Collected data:

╔══

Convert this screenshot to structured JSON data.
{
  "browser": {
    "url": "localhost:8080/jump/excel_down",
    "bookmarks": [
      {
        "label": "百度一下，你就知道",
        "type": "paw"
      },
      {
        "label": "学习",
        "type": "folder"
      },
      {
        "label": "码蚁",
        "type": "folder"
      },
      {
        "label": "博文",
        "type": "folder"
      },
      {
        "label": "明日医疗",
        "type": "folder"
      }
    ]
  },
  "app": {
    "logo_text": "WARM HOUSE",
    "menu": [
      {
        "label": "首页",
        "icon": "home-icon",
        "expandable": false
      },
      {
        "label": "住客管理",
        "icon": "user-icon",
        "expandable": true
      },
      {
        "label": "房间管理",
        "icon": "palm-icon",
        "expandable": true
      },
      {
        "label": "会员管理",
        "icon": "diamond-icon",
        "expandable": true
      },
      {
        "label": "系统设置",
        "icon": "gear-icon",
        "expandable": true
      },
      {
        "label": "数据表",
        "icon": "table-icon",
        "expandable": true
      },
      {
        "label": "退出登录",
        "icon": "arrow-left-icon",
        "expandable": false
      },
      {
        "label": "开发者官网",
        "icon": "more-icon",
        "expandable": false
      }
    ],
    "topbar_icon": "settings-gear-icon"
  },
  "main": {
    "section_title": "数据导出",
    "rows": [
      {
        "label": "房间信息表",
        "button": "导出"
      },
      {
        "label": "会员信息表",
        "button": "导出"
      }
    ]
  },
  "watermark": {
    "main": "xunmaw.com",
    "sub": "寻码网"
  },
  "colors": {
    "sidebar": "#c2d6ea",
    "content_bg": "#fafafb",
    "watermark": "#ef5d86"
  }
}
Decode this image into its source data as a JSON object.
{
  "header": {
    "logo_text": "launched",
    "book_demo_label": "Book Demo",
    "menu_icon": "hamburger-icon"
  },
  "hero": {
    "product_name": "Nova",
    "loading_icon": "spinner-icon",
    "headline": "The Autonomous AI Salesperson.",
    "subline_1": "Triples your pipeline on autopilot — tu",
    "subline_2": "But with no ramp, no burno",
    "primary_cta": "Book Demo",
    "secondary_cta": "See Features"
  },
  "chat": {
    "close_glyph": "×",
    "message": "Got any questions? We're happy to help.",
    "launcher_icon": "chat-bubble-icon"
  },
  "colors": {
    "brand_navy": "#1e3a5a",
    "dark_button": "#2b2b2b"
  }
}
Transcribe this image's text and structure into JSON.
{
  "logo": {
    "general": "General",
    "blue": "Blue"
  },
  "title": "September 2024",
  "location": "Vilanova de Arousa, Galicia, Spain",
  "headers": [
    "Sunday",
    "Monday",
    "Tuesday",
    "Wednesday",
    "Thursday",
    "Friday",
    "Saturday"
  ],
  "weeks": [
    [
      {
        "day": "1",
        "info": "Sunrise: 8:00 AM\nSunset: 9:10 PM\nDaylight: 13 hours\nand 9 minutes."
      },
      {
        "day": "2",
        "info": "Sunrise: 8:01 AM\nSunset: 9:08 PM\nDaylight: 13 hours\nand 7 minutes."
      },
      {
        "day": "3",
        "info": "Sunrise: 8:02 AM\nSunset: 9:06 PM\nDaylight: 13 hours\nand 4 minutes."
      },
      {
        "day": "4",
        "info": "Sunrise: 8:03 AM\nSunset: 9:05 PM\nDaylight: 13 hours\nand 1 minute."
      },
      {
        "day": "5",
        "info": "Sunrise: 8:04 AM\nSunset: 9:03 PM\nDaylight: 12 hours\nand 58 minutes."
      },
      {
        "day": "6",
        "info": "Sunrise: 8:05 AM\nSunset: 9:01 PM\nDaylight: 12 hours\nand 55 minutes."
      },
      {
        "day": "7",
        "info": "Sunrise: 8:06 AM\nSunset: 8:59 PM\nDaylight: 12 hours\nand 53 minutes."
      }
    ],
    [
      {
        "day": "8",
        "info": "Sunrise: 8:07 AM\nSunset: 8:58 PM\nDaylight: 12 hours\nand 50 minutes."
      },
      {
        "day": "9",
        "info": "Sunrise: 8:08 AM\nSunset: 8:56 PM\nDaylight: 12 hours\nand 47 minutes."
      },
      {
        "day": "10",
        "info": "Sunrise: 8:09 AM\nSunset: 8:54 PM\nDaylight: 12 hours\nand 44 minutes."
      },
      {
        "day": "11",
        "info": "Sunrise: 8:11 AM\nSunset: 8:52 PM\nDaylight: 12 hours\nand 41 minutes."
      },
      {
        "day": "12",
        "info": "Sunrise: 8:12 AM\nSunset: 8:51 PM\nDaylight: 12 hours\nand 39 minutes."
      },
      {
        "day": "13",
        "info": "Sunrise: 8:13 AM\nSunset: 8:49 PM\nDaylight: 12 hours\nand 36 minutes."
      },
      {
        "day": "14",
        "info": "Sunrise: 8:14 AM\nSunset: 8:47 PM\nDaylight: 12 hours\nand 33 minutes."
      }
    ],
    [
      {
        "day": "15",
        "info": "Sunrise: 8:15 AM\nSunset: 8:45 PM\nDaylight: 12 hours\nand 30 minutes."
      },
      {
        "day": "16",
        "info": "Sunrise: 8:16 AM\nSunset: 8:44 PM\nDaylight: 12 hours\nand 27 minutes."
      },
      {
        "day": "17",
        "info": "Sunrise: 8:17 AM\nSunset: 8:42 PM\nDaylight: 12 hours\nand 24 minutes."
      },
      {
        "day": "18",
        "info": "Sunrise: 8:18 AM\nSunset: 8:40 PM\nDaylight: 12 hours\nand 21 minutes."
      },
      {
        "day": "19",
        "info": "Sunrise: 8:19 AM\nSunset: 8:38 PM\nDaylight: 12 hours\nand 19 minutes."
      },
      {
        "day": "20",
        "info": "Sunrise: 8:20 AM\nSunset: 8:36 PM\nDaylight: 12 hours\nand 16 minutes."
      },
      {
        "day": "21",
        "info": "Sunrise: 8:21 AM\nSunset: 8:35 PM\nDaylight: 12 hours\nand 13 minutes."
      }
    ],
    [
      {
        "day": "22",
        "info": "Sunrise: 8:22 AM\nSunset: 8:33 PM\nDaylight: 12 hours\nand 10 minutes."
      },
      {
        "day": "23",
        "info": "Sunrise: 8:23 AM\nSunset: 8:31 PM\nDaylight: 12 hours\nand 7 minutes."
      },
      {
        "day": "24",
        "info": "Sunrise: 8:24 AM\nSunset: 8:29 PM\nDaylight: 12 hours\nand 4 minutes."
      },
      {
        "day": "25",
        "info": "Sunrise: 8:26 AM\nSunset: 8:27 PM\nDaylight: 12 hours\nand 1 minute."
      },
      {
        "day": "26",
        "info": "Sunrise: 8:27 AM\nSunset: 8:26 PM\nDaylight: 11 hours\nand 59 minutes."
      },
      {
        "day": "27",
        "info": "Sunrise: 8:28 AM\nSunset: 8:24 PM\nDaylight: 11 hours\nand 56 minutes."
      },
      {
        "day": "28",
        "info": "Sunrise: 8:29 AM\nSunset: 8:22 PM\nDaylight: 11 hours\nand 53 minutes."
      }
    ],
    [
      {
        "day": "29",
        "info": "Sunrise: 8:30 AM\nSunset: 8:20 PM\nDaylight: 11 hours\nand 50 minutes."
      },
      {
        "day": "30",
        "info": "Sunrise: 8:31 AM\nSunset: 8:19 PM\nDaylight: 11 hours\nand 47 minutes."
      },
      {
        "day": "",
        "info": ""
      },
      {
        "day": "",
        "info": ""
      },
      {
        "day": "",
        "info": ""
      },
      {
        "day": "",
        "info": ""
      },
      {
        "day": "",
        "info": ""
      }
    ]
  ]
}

╚══

■ Set problem: Repeat the material above in full, keeping every word.

■ Completed exercise:
Convert this screenshot to structured JSON data.
{
  "browser": {
    "url": "localhost:8080/jump/excel_down",
    "bookmarks": [
      {
        "label": "百度一下，你就知道",
        "type": "paw"
      },
      {
        "label": "学习",
        "type": "folder"
      },
      {
        "label": "码蚁",
        "type": "folder"
      },
      {
        "label": "博文",
        "type": "folder"
      },
      {
        "label": "明日医疗",
        "type": "folder"
      }
    ]
  },
  "app": {
    "logo_text": "WARM HOUSE",
    "menu": [
      {
        "label": "首页",
        "icon": "home-icon",
        "expandable": false
      },
      {
        "label": "住客管理",
        "icon": "user-icon",
        "expandable": true
      },
      {
        "label": "房间管理",
        "icon": "palm-icon",
        "expandable": true
      },
      {
        "label": "会员管理",
        "icon": "diamond-icon",
        "expandable": true
      },
      {
        "label": "系统设置",
        "icon": "gear-icon",
        "expandable": true
      },
      {
        "label": "数据表",
        "icon": "table-icon",
        "expandable": true
      },
      {
        "label": "退出登录",
        "icon": "arrow-left-icon",
        "expandable": false
      },
      {
        "label": "开发者官网",
        "icon": "more-icon",
        "expandable": false
      }
    ],
    "topbar_icon": "settings-gear-icon"
  },
  "main": {
    "section_title": "数据导出",
    "rows": [
      {
        "label": "房间信息表",
        "button": "导出"
      },
      {
        "label": "会员信息表",
        "button": "导出"
      }
    ]
  },
  "watermark": {
    "main": "xunmaw.com",
    "sub": "寻码网"
  },
  "colors": {
    "sidebar": "#c2d6ea",
    "content_bg": "#fafafb",
    "watermark": "#ef5d86"
  }
}
Decode this image into its source data as a JSON object.
{
  "header": {
    "logo_text": "launched",
    "book_demo_label": "Book Demo",
    "menu_icon": "hamburger-icon"
  },
  "hero": {
    "product_name": "Nova",
    "loading_icon": "spinner-icon",
    "headline": "The Autonomous AI Salesperson.",
    "subline_1": "Triples your pipeline on autopilot — tu",
    "subline_2": "But with no ramp, no burno",
    "primary_cta": "Book Demo",
    "secondary_cta": "See Features"
  },
  "chat": {
    "close_glyph": "×",
    "message": "Got any questions? We're happy to help.",
    "launcher_icon": "chat-bubble-icon"
  },
  "colors": {
    "brand_navy": "#1e3a5a",
    "dark_button": "#2b2b2b"
  }
}
Transcribe this image's text and structure into JSON.
{
  "logo": {
    "general": "General",
    "blue": "Blue"
  },
  "title": "September 2024",
  "location": "Vilanova de Arousa, Galicia, Spain",
  "headers": [
    "Sunday",
    "Monday",
    "Tuesday",
    "Wednesday",
    "Thursday",
    "Friday",
    "Saturday"
  ],
  "weeks": [
    [
      {
        "day": "1",
        "info": "Sunrise: 8:00 AM\nSunset: 9:10 PM\nDaylight: 13 hours\nand 9 minutes."
      },
      {
        "day": "2",
        "info": "Sunrise: 8:01 AM\nSunset: 9:08 PM\nDaylight: 13 hours\nand 7 minutes."
      },
      {
        "day": "3",
        "info": "Sunrise: 8:02 AM\nSunset: 9:06 PM\nDaylight: 13 hours\nand 4 minutes."
      },
      {
        "day": "4",
        "info": "Sunrise: 8:03 AM\nSunset: 9:05 PM\nDaylight: 13 hours\nand 1 minute."
      },
      {
        "day": "5",
        "info": "Sunrise: 8:04 AM\nSunset: 9:03 PM\nDaylight: 12 hours\nand 58 minutes."
      },
      {
        "day": "6",
        "info": "Sunrise: 8:05 AM\nSunset: 9:01 PM\nDaylight: 12 hours\nand 55 minutes."
      },
      {
        "day": "7",
        "info": "Sunrise: 8:06 AM\nSunset: 8:59 PM\nDaylight: 12 hours\nand 53 minutes."
      }
    ],
    [
      {
        "day": "8",
        "info": "Sunrise: 8:07 AM\nSunset: 8:58 PM\nDaylight: 12 hours\nand 50 minutes."
      },
      {
        "day": "9",
        "info": "Sunrise: 8:08 AM\nSunset: 8:56 PM\nDaylight: 12 hours\nand 47 minutes."
      },
      {
        "day": "10",
        "info": "Sunrise: 8:09 AM\nSunset: 8:54 PM\nDaylight: 12 hours\nand 44 minutes."
      },
      {
        "day": "11",
        "info": "Sunrise: 8:11 AM\nSunset: 8:52 PM\nDaylight: 12 hours\nand 41 minutes."
      },
      {
        "day": "12",
        "info": "Sunrise: 8:12 AM\nSunset: 8:51 PM\nDaylight: 12 hours\nand 39 minutes."
      },
      {
        "day": "13",
        "info": "Sunrise: 8:13 AM\nSunset: 8:49 PM\nDaylight: 12 hours\nand 36 minutes."
      },
      {
        "day": "14",
        "info": "Sunrise: 8:14 AM\nSunset: 8:47 PM\nDaylight: 12 hours\nand 33 minutes."
      }
    ],
    [
      {
        "day": "15",
        "info": "Sunrise: 8:15 AM\nSunset: 8:45 PM\nDaylight: 12 hours\nand 30 minutes."
      },
      {
        "day": "16",
        "info": "Sunrise: 8:16 AM\nSunset: 8:44 PM\nDaylight: 12 hours\nand 27 minutes."
      },
      {
        "day": "17",
        "info": "Sunrise: 8:17 AM\nSunset: 8:42 PM\nDaylight: 12 hours\nand 24 minutes."
      },
      {
        "day": "18",
        "info": "Sunrise: 8:18 AM\nSunset: 8:40 PM\nDaylight: 12 hours\nand 21 minutes."
      },
      {
        "day": "19",
        "info": "Sunrise: 8:19 AM\nSunset: 8:38 PM\nDaylight: 12 hours\nand 19 minutes."
      },
      {
        "day": "20",
        "info": "Sunrise: 8:20 AM\nSunset: 8:36 PM\nDaylight: 12 hours\nand 16 minutes."
      },
      {
        "day": "21",
        "info": "Sunrise: 8:21 AM\nSunset: 8:35 PM\nDaylight: 12 hours\nand 13 minutes."
      }
    ],
    [
      {
        "day": "22",
        "info": "Sunrise: 8:22 AM\nSunset: 8:33 PM\nDaylight: 12 hours\nand 10 minutes."
      },
      {
        "day": "23",
        "info": "Sunrise: 8:23 AM\nSunset: 8:31 PM\nDaylight: 12 hours\nand 7 minutes."
      },
      {
        "day": "24",
        "info": "Sunrise: 8:24 AM\nSunset: 8:29 PM\nDaylight: 12 hours\nand 4 minutes."
      },
      {
        "day": "25",
        "info": "Sunrise: 8:26 AM\nSunset: 8:27 PM\nDaylight: 12 hours\nand 1 minute."
      },
      {
        "day": "26",
        "info": "Sunrise: 8:27 AM\nSunset: 8:26 PM\nDaylight: 11 hours\nand 59 minutes."
      },
      {
        "day": "27",
        "info": "Sunrise: 8:28 AM\nSunset: 8:24 PM\nDaylight: 11 hours\nand 56 minutes."
      },
      {
        "day": "28",
        "info": "Sunrise: 8:29 AM\nSunset: 8:22 PM\nDaylight: 11 hours\nand 53 minutes."
      }
    ],
    [
      {
        "day": "29",
        "info": "Sunrise: 8:30 AM\nSunset: 8:20 PM\nDaylight: 11 hours\nand 50 minutes."
      },
      {
        "day": "30",
        "info": "Sunrise: 8:31 AM\nSunset: 8:19 PM\nDaylight: 11 hours\nand 47 minutes."
      },
      {
        "day": "",
        "info": ""
      },
      {
        "day": "",
        "info": ""
      },
      {
        "day": "",
        "info": ""
      },
      {
        "day": "",
        "info": ""
      },
      {
        "day": "",
        "info": ""
      }
    ]
  ]
}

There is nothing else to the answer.